**Exercise directions:**
Find and copy each line of the records where the string "also" shows up.

**Supplied information:**
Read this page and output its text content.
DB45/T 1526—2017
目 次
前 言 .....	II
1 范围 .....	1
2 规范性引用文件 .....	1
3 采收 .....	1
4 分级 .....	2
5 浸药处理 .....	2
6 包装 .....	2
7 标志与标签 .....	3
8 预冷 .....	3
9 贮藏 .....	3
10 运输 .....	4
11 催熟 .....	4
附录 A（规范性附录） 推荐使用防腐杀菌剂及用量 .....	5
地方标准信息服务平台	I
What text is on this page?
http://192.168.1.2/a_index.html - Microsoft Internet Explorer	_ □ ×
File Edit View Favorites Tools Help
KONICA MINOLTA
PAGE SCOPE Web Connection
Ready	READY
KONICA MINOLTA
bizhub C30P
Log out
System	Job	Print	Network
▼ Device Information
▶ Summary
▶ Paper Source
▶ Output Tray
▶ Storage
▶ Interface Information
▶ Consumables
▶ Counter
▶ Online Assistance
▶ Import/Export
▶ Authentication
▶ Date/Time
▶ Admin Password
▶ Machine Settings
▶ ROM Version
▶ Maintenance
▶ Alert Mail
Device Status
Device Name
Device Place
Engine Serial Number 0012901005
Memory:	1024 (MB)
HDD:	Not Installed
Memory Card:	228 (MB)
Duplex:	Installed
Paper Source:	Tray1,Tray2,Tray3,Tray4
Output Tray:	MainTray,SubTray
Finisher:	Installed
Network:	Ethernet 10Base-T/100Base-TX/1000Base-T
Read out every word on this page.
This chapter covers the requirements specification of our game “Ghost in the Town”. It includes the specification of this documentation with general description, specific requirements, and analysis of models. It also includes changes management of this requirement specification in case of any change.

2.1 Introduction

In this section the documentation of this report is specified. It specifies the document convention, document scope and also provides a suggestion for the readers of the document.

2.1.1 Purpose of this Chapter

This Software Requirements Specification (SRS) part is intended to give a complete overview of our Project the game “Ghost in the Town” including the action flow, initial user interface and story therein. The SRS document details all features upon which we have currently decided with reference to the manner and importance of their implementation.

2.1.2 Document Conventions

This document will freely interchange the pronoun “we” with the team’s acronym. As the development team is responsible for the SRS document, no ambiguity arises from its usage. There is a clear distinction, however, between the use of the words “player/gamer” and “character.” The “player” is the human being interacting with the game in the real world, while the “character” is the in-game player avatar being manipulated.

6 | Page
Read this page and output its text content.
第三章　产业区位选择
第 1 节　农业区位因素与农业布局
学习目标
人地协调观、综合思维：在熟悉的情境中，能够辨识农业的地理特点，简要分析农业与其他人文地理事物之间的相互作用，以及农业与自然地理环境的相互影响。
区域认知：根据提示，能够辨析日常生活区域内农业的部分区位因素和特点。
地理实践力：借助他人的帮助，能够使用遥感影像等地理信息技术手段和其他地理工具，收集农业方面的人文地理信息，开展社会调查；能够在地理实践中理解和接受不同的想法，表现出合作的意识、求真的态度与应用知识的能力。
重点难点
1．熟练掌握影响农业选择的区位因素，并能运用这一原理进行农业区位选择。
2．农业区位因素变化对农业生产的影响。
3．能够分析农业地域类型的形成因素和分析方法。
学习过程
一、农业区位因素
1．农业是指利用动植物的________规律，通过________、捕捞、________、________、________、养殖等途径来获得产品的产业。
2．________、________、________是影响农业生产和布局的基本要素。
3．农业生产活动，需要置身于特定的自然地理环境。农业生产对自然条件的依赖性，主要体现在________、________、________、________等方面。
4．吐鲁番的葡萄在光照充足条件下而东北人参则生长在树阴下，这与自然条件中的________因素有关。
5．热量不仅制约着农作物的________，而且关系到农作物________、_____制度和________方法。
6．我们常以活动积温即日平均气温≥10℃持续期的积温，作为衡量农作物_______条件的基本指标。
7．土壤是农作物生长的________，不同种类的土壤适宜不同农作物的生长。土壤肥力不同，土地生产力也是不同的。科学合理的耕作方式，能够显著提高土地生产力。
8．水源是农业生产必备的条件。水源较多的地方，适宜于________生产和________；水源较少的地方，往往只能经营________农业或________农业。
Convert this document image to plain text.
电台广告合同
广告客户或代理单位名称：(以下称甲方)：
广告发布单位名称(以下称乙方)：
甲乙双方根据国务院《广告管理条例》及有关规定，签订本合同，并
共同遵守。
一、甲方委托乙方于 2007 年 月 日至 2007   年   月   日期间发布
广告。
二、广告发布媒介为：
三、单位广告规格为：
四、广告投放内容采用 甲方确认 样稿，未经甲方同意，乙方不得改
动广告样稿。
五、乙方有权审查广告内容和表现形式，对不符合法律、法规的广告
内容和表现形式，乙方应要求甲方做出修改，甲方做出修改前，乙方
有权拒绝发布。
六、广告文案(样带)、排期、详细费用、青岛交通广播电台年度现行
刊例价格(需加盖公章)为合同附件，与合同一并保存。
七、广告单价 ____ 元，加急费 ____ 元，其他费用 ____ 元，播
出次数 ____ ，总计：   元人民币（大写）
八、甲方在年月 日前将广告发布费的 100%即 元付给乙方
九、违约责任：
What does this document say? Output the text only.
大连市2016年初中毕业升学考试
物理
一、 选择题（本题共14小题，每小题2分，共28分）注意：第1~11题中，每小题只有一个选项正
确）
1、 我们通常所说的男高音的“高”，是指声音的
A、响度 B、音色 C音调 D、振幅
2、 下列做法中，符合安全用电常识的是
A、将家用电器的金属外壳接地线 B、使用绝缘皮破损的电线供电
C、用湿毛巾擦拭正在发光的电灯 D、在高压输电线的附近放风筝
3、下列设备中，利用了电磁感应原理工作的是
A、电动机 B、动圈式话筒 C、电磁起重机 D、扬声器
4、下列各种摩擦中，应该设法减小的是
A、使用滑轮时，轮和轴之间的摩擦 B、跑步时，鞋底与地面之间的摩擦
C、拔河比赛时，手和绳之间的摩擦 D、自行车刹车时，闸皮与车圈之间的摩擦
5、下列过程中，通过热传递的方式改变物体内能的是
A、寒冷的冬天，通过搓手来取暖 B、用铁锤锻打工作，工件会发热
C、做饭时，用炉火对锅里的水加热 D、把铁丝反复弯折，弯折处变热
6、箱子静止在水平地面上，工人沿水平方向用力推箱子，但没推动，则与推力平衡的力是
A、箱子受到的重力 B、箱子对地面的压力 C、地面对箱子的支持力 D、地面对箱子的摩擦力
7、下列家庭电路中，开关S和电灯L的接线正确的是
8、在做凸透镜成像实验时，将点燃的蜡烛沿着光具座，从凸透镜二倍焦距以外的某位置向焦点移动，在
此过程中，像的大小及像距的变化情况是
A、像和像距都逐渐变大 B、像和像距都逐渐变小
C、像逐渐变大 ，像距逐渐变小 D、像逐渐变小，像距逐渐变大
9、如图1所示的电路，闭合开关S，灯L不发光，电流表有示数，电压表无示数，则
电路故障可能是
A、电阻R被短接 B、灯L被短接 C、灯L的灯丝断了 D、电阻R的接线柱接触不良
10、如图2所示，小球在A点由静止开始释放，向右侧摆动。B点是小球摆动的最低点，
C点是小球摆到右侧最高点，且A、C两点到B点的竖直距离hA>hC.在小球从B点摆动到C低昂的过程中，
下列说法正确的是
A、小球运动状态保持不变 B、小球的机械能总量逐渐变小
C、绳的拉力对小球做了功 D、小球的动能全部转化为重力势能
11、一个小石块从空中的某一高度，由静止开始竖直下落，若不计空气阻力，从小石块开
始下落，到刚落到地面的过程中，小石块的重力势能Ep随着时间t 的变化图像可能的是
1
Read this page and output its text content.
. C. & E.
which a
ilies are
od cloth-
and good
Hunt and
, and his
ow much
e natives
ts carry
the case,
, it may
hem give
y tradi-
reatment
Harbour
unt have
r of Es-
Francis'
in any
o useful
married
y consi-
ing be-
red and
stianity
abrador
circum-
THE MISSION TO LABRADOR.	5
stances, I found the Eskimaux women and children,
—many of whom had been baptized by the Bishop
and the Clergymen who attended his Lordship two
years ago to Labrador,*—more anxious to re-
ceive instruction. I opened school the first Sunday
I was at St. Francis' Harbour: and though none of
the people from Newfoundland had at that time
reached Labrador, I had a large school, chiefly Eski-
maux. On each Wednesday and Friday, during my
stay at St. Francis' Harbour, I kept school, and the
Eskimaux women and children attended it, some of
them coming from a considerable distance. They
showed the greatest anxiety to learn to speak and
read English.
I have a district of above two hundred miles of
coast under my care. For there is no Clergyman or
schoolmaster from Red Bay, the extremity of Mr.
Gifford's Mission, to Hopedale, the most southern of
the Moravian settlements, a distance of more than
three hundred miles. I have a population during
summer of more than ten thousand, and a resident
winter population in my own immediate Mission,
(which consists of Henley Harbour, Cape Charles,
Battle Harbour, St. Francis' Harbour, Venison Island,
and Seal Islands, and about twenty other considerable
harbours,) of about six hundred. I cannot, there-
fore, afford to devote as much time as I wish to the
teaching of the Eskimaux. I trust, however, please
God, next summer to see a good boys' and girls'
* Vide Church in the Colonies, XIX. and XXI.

**Completed exercise:**
This chapter covers the requirements specification of our game “Ghost in the Town”. It includes the specification of this documentation with general description, specific requirements, and analysis of models. It also includes changes management of this requirement specification in case of any change.
In this section the documentation of this report is specified. It specifies the document convention, document scope and also provides a suggestion for the readers of the document.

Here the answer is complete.